== SET PROBLEM ==
Transcribe the data that follows precisely, omitting nothing.

# Start of DATA SHOWN

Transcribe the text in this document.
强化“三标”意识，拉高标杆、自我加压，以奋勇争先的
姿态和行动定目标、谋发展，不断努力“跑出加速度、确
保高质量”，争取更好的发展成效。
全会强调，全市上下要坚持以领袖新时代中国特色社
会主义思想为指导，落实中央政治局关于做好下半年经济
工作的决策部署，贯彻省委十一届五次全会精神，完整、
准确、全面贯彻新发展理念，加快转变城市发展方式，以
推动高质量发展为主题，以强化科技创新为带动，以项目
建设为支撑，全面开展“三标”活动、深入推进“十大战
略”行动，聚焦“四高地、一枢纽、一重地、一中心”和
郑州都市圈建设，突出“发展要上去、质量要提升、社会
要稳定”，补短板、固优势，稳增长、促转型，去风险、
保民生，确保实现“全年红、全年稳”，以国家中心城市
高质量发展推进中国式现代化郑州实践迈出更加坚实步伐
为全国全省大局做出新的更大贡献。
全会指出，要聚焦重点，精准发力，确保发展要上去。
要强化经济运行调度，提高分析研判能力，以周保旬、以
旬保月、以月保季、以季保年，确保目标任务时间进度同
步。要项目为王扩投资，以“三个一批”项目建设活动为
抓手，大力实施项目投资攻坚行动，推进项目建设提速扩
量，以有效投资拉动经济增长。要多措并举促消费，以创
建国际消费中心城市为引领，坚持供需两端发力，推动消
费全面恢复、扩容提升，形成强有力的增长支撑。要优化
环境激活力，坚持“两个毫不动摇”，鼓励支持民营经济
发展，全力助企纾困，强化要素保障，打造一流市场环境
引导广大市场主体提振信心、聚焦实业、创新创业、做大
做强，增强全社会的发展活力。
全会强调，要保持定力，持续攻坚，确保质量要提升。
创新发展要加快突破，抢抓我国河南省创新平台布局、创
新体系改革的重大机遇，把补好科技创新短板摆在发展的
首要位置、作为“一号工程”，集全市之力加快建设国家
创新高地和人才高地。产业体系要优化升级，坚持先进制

# End of DATA SHOWN

== TASK SOLUTION ==
Transcribe the text in this document.
强化“三标”意识，拉高标杆、自我加压，以奋勇争先的
姿态和行动定目标、谋发展，不断努力“跑出加速度、确
保高质量”，争取更好的发展成效。
全会强调，全市上下要坚持以领袖新时代中国特色社
会主义思想为指导，落实中央政治局关于做好下半年经济
工作的决策部署，贯彻省委十一届五次全会精神，完整、
准确、全面贯彻新发展理念，加快转变城市发展方式，以
推动高质量发展为主题，以强化科技创新为带动，以项目
建设为支撑，全面开展“三标”活动、深入推进“十大战
略”行动，聚焦“四高地、一枢纽、一重地、一中心”和
郑州都市圈建设，突出“发展要上去、质量要提升、社会
要稳定”，补短板、固优势，稳增长、促转型，去风险、
保民生，确保实现“全年红、全年稳”，以国家中心城市
高质量发展推进中国式现代化郑州实践迈出更加坚实步伐
为全国全省大局做出新的更大贡献。
全会指出，要聚焦重点，精准发力，确保发展要上去。
要强化经济运行调度，提高分析研判能力，以周保旬、以
旬保月、以月保季、以季保年，确保目标任务时间进度同
步。要项目为王扩投资，以“三个一批”项目建设活动为
抓手，大力实施项目投资攻坚行动，推进项目建设提速扩
量，以有效投资拉动经济增长。要多措并举促消费，以创
建国际消费中心城市为引领，坚持供需两端发力，推动消
费全面恢复、扩容提升，形成强有力的增长支撑。要优化
环境激活力，坚持“两个毫不动摇”，鼓励支持民营经济
发展，全力助企纾困，强化要素保障，打造一流市场环境
引导广大市场主体提振信心、聚焦实业、创新创业、做大
做强，增强全社会的发展活力。
全会强调，要保持定力，持续攻坚，确保质量要提升。
创新发展要加快突破，抢抓我国河南省创新平台布局、创
新体系改革的重大机遇，把补好科技创新短板摆在发展的
首要位置、作为“一号工程”，集全市之力加快建设国家
创新高地和人才高地。产业体系要优化升级，坚持先进制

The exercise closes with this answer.